_演習課題_
下の資料のすべての行を、一字一句変えずにもう一度書き出してもらえますか。

(バウンディングボックス項目)

══════════

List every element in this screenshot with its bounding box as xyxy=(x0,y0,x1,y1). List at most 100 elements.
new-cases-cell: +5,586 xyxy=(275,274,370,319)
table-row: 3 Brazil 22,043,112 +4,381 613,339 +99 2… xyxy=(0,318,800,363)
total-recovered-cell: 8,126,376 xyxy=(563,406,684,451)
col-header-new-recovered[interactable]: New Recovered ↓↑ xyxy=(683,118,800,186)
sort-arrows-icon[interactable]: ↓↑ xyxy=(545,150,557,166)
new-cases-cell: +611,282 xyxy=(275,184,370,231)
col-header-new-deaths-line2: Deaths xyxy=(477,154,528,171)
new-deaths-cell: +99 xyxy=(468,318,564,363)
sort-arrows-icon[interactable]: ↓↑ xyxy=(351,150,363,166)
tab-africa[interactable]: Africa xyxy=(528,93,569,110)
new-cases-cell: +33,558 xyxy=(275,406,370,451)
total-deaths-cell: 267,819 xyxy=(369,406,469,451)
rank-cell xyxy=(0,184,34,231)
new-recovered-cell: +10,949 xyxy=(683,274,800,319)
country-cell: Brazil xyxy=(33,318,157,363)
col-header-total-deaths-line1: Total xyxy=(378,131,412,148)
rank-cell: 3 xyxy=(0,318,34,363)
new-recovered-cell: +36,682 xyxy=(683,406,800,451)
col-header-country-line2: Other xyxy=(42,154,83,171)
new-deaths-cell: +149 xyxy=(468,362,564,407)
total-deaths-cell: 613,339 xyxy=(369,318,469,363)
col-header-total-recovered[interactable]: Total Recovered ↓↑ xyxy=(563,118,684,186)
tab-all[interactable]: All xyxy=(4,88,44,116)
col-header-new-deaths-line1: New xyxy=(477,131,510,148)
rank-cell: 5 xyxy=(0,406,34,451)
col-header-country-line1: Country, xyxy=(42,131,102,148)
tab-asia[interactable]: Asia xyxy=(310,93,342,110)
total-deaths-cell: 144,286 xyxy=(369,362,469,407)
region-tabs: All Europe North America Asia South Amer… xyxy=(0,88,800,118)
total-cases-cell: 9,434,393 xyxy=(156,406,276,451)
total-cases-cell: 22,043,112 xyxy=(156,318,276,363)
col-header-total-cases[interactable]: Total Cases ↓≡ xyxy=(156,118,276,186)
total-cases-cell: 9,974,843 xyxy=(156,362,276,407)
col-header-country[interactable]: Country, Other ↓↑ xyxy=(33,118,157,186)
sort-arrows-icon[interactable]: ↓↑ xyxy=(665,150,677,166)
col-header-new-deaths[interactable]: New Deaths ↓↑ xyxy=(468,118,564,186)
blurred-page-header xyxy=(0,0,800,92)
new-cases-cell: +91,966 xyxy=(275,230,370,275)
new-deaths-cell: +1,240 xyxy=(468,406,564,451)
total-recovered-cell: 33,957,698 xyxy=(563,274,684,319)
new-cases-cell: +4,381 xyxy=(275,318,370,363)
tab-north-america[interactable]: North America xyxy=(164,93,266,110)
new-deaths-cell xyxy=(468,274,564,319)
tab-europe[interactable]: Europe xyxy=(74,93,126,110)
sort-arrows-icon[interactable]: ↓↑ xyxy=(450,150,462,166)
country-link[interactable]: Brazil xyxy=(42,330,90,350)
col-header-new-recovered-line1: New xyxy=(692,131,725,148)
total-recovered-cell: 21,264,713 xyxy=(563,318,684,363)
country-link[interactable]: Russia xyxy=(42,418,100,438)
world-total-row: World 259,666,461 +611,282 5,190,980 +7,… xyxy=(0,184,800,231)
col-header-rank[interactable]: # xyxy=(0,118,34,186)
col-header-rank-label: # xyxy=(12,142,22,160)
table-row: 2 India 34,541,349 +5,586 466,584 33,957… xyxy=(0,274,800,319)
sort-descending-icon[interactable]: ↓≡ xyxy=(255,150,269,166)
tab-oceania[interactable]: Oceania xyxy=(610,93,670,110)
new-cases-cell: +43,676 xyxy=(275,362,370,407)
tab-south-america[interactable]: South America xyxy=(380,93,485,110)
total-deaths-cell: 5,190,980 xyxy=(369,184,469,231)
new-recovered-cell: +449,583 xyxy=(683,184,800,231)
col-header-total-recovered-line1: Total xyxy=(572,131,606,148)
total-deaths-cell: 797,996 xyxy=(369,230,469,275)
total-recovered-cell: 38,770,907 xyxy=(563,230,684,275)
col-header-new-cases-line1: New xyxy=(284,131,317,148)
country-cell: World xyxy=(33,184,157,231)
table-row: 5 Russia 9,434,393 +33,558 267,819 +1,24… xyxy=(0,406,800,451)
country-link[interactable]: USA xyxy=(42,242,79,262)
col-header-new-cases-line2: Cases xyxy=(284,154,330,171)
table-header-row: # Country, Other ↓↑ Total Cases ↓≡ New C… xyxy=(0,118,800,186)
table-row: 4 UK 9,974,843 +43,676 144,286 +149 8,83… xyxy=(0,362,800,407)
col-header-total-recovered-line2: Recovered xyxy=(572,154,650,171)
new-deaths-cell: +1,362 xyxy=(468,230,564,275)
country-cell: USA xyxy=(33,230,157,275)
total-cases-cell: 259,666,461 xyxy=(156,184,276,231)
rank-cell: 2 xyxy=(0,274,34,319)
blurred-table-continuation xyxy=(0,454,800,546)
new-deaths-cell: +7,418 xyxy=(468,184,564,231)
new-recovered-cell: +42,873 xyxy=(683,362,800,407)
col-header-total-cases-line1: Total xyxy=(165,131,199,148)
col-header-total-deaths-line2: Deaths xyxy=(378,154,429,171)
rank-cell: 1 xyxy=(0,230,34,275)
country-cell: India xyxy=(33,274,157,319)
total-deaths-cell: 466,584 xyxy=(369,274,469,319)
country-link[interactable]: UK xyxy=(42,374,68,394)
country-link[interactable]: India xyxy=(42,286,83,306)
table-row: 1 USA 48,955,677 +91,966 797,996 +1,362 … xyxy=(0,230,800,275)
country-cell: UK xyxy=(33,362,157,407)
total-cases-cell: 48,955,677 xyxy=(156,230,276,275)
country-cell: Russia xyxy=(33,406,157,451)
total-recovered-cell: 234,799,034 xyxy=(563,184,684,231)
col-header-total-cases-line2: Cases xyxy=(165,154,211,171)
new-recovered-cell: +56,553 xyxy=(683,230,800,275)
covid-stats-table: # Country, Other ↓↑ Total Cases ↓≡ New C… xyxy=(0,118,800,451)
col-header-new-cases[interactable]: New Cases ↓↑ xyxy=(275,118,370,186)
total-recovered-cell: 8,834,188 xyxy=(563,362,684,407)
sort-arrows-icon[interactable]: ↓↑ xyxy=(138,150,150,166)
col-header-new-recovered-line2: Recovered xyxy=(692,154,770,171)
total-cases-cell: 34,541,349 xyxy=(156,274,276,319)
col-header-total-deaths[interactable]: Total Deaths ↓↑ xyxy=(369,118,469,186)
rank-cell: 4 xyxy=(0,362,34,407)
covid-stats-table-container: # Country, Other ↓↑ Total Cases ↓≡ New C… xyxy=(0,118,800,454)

══════════

_完全な解答_
List every element in this screenshot with its bounding box as xyxy=(x0,y0,x1,y1). List at most 100 elements.
new-cases-cell: +5,586 xyxy=(275,274,370,319)
table-row: 3 Brazil 22,043,112 +4,381 613,339 +99 2… xyxy=(0,318,800,363)
total-recovered-cell: 8,126,376 xyxy=(563,406,684,451)
col-header-new-recovered[interactable]: New Recovered ↓↑ xyxy=(683,118,800,186)
sort-arrows-icon[interactable]: ↓↑ xyxy=(545,150,557,166)
new-cases-cell: +611,282 xyxy=(275,184,370,231)
col-header-new-deaths-line2: Deaths xyxy=(477,154,528,171)
new-deaths-cell: +99 xyxy=(468,318,564,363)
sort-arrows-icon[interactable]: ↓↑ xyxy=(351,150,363,166)
tab-africa[interactable]: Africa xyxy=(528,93,569,110)
new-cases-cell: +33,558 xyxy=(275,406,370,451)
total-deaths-cell: 267,819 xyxy=(369,406,469,451)
rank-cell xyxy=(0,184,34,231)
new-recovered-cell: +10,949 xyxy=(683,274,800,319)
country-cell: Brazil xyxy=(33,318,157,363)
col-header-total-deaths-line1: Total xyxy=(378,131,412,148)
rank-cell: 3 xyxy=(0,318,34,363)
new-recovered-cell: +36,682 xyxy=(683,406,800,451)
col-header-country-line2: Other xyxy=(42,154,83,171)
new-deaths-cell: +149 xyxy=(468,362,564,407)
total-deaths-cell: 613,339 xyxy=(369,318,469,363)
col-header-total-recovered[interactable]: Total Recovered ↓↑ xyxy=(563,118,684,186)
tab-all[interactable]: All xyxy=(4,88,44,116)
col-header-new-deaths-line1: New xyxy=(477,131,510,148)
rank-cell: 5 xyxy=(0,406,34,451)
col-header-country-line1: Country, xyxy=(42,131,102,148)
tab-asia[interactable]: Asia xyxy=(310,93,342,110)
total-deaths-cell: 144,286 xyxy=(369,362,469,407)
region-tabs: All Europe North America Asia South Amer… xyxy=(0,88,800,118)
total-cases-cell: 9,434,393 xyxy=(156,406,276,451)
total-cases-cell: 22,043,112 xyxy=(156,318,276,363)
col-header-total-cases[interactable]: Total Cases ↓≡ xyxy=(156,118,276,186)
total-cases-cell: 9,974,843 xyxy=(156,362,276,407)
col-header-country[interactable]: Country, Other ↓↑ xyxy=(33,118,157,186)
sort-arrows-icon[interactable]: ↓↑ xyxy=(665,150,677,166)
col-header-new-deaths[interactable]: New Deaths ↓↑ xyxy=(468,118,564,186)
blurred-page-header xyxy=(0,0,800,92)
new-cases-cell: +91,966 xyxy=(275,230,370,275)
new-deaths-cell: +1,240 xyxy=(468,406,564,451)
total-recovered-cell: 33,957,698 xyxy=(563,274,684,319)
new-cases-cell: +4,381 xyxy=(275,318,370,363)
tab-north-america[interactable]: North America xyxy=(164,93,266,110)
new-deaths-cell xyxy=(468,274,564,319)
tab-europe[interactable]: Europe xyxy=(74,93,126,110)
sort-arrows-icon[interactable]: ↓↑ xyxy=(450,150,462,166)
country-link[interactable]: Brazil xyxy=(42,330,90,350)
col-header-new-recovered-line1: New xyxy=(692,131,725,148)
total-recovered-cell: 21,264,713 xyxy=(563,318,684,363)
country-link[interactable]: Russia xyxy=(42,418,100,438)
world-total-row: World 259,666,461 +611,282 5,190,980 +7,… xyxy=(0,184,800,231)
col-header-rank[interactable]: # xyxy=(0,118,34,186)
col-header-rank-label: # xyxy=(12,142,22,160)
table-row: 2 India 34,541,349 +5,586 466,584 33,957… xyxy=(0,274,800,319)
sort-descending-icon[interactable]: ↓≡ xyxy=(255,150,269,166)
tab-oceania[interactable]: Oceania xyxy=(610,93,670,110)
new-cases-cell: +43,676 xyxy=(275,362,370,407)
tab-south-america[interactable]: South America xyxy=(380,93,485,110)
total-deaths-cell: 5,190,980 xyxy=(369,184,469,231)
new-recovered-cell: +449,583 xyxy=(683,184,800,231)
col-header-total-recovered-line1: Total xyxy=(572,131,606,148)
total-deaths-cell: 797,996 xyxy=(369,230,469,275)
total-recovered-cell: 38,770,907 xyxy=(563,230,684,275)
col-header-new-cases-line1: New xyxy=(284,131,317,148)
country-cell: World xyxy=(33,184,157,231)
table-row: 5 Russia 9,434,393 +33,558 267,819 +1,24… xyxy=(0,406,800,451)
country-link[interactable]: USA xyxy=(42,242,79,262)
col-header-new-cases-line2: Cases xyxy=(284,154,330,171)
table-header-row: # Country, Other ↓↑ Total Cases ↓≡ New C… xyxy=(0,118,800,186)
table-row: 4 UK 9,974,843 +43,676 144,286 +149 8,83… xyxy=(0,362,800,407)
col-header-total-recovered-line2: Recovered xyxy=(572,154,650,171)
new-deaths-cell: +1,362 xyxy=(468,230,564,275)
country-cell: USA xyxy=(33,230,157,275)
total-cases-cell: 259,666,461 xyxy=(156,184,276,231)
rank-cell: 2 xyxy=(0,274,34,319)
blurred-table-continuation xyxy=(0,454,800,546)
new-deaths-cell: +7,418 xyxy=(468,184,564,231)
new-recovered-cell: +42,873 xyxy=(683,362,800,407)
col-header-total-cases-line1: Total xyxy=(165,131,199,148)
col-header-total-deaths-line2: Deaths xyxy=(378,154,429,171)
rank-cell: 1 xyxy=(0,230,34,275)
country-cell: India xyxy=(33,274,157,319)
total-deaths-cell: 466,584 xyxy=(369,274,469,319)
country-link[interactable]: UK xyxy=(42,374,68,394)
country-link[interactable]: India xyxy=(42,286,83,306)
table-row: 1 USA 48,955,677 +91,966 797,996 +1,362 … xyxy=(0,230,800,275)
country-cell: UK xyxy=(33,362,157,407)
total-cases-cell: 48,955,677 xyxy=(156,230,276,275)
country-cell: Russia xyxy=(33,406,157,451)
total-recovered-cell: 234,799,034 xyxy=(563,184,684,231)
col-header-total-cases-line2: Cases xyxy=(165,154,211,171)
new-recovered-cell: +56,553 xyxy=(683,230,800,275)
covid-stats-table: # Country, Other ↓↑ Total Cases ↓≡ New C… xyxy=(0,118,800,451)
col-header-new-cases[interactable]: New Cases ↓↑ xyxy=(275,118,370,186)
total-recovered-cell: 8,834,188 xyxy=(563,362,684,407)
sort-arrows-icon[interactable]: ↓↑ xyxy=(138,150,150,166)
col-header-new-recovered-line2: Recovered xyxy=(692,154,770,171)
total-cases-cell: 34,541,349 xyxy=(156,274,276,319)
col-header-total-deaths[interactable]: Total Deaths ↓↑ xyxy=(369,118,469,186)
rank-cell: 4 xyxy=(0,362,34,407)
covid-stats-table-container: # Country, Other ↓↑ Total Cases ↓≡ New C… xyxy=(0,118,800,454)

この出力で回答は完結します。